- EXERCISE DIRECTIONS
Find the lines below that contain the string "JSON". Copy each one.

[Start of TASK INPUT]

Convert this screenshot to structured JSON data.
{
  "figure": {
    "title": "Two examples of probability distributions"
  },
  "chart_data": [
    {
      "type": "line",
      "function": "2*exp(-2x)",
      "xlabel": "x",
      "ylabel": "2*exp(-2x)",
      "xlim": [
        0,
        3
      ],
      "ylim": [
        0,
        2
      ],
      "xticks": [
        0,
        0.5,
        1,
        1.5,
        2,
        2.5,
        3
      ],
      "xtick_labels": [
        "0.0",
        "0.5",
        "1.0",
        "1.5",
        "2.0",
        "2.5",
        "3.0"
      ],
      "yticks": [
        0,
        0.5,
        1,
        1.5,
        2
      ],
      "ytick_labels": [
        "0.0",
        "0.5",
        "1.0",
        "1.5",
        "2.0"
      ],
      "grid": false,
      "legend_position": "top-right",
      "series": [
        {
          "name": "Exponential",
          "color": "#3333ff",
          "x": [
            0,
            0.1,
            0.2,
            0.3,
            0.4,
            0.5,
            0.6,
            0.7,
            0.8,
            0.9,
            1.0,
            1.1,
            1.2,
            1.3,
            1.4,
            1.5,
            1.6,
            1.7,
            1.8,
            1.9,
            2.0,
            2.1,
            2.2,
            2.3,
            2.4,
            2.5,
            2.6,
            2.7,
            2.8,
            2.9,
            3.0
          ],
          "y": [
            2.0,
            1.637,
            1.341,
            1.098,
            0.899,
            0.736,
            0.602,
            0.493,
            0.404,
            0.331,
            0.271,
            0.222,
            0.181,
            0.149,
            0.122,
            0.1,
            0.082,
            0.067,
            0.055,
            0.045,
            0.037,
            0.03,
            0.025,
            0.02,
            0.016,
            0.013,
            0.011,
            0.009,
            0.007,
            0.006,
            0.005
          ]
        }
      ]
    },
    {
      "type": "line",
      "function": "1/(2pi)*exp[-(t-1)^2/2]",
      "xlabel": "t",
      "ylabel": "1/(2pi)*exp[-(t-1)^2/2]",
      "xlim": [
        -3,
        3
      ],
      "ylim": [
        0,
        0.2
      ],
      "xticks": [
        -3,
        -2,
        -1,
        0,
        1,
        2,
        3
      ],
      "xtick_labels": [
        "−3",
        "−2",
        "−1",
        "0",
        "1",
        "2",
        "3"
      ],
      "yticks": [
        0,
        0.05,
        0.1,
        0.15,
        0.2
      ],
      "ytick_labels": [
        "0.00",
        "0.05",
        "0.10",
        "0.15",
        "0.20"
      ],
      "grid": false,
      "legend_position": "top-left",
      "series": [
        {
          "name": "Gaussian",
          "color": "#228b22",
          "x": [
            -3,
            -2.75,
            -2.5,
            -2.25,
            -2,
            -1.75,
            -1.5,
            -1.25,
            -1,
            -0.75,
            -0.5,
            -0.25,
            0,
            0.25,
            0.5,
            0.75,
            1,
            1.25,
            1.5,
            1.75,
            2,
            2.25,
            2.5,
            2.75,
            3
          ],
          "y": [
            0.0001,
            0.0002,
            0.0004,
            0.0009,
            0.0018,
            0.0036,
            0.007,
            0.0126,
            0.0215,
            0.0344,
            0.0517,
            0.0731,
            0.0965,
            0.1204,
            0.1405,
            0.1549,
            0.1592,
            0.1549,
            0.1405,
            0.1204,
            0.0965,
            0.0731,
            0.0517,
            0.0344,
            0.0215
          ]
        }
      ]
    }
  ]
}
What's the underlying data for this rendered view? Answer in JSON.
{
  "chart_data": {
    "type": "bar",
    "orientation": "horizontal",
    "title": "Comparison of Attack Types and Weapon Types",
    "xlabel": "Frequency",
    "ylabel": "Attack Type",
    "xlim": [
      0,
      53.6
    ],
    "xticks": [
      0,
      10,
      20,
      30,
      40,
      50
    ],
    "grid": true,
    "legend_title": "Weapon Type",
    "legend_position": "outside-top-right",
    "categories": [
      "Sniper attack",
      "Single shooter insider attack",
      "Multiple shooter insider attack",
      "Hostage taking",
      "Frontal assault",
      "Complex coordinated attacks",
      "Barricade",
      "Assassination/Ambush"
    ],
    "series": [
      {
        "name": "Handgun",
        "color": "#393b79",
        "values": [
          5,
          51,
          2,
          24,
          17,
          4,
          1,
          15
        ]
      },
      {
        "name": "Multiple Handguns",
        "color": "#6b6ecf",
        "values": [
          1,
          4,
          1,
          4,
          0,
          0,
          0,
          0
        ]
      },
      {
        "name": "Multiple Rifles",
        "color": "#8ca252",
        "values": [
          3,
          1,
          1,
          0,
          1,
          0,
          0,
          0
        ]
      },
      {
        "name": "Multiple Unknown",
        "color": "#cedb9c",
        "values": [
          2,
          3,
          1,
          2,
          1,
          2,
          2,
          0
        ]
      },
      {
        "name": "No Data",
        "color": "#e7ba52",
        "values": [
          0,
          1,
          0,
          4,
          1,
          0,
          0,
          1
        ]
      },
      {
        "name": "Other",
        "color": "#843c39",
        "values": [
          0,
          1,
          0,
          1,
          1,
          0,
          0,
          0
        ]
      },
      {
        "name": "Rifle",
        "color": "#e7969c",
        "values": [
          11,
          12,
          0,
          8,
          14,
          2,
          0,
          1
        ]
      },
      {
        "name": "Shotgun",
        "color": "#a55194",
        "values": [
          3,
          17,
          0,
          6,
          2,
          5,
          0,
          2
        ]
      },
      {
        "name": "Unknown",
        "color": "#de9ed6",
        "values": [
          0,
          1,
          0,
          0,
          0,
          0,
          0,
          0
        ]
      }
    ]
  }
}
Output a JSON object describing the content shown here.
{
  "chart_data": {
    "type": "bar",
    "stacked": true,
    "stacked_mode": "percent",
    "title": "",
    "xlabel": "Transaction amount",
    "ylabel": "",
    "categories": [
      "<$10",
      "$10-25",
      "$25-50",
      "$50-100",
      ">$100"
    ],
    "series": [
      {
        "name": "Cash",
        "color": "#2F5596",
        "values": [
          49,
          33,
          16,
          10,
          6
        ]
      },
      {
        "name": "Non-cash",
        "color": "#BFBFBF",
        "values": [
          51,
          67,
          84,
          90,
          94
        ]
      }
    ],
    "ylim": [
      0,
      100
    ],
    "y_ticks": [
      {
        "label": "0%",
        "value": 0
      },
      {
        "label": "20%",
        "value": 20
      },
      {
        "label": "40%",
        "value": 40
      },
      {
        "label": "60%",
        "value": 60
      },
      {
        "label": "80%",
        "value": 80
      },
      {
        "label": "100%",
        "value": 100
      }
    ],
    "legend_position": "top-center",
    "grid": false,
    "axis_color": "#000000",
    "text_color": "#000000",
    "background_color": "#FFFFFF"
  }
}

[End of TASK INPUT]

- ANSWER TO THIS TASK
Convert this screenshot to structured JSON data.
What's the underlying data for this rendered view? Answer in JSON.
Output a JSON object describing the content shown here.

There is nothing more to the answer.